Dataset listings of figures:
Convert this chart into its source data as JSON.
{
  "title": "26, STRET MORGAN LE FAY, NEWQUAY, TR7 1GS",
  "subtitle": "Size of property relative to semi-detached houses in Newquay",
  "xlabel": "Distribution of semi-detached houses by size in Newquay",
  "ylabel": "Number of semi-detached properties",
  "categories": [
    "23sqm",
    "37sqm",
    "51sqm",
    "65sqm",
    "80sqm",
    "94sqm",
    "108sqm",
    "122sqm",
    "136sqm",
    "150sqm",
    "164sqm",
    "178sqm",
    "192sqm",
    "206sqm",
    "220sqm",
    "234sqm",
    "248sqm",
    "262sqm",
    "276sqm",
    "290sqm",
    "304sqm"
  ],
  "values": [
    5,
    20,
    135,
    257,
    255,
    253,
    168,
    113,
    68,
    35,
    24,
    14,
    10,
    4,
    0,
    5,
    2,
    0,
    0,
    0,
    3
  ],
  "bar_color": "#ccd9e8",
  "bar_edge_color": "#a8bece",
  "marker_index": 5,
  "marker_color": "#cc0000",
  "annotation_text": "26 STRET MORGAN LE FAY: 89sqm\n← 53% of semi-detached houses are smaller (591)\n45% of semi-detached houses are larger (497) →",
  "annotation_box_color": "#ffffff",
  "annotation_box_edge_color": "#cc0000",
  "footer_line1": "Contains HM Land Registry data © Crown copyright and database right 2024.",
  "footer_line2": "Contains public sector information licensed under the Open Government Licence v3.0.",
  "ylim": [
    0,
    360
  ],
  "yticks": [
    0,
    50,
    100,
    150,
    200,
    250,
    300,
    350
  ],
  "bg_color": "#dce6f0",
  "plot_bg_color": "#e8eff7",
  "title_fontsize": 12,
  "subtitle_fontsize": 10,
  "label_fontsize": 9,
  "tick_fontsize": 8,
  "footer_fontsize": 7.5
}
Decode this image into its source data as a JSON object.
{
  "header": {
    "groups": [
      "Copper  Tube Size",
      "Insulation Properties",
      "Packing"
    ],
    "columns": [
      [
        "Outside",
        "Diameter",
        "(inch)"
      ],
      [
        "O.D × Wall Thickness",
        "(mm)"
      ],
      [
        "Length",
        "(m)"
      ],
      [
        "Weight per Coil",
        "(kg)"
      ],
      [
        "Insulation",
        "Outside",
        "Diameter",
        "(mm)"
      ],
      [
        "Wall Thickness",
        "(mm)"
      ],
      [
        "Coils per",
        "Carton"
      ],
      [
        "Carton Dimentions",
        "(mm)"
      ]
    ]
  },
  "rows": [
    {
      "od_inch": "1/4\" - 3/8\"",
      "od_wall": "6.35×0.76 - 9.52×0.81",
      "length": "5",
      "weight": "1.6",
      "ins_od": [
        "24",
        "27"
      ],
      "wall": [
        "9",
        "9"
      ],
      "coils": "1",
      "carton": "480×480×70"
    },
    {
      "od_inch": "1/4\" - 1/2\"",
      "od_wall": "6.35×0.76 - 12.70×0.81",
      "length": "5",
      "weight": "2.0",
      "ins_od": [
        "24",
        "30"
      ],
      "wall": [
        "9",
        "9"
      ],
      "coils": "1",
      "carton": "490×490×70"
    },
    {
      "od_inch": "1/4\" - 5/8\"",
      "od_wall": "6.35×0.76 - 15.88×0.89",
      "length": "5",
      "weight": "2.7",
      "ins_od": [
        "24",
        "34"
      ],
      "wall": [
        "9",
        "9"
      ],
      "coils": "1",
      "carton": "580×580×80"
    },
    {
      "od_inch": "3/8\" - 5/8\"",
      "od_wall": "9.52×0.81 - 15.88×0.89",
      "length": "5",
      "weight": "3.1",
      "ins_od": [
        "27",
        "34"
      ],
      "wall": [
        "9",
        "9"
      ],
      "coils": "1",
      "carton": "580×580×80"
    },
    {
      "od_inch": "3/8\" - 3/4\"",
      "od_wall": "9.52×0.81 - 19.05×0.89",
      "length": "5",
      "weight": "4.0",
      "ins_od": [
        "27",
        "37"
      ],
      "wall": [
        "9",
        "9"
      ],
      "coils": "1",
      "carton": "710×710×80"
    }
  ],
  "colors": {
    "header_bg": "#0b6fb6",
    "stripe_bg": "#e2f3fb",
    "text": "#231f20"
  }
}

(EXERCISE REQUIREMENTS):
The required answer is a single number: the count of lines in the entries that hold the string "source".

(EXERCISE ANSWER):
2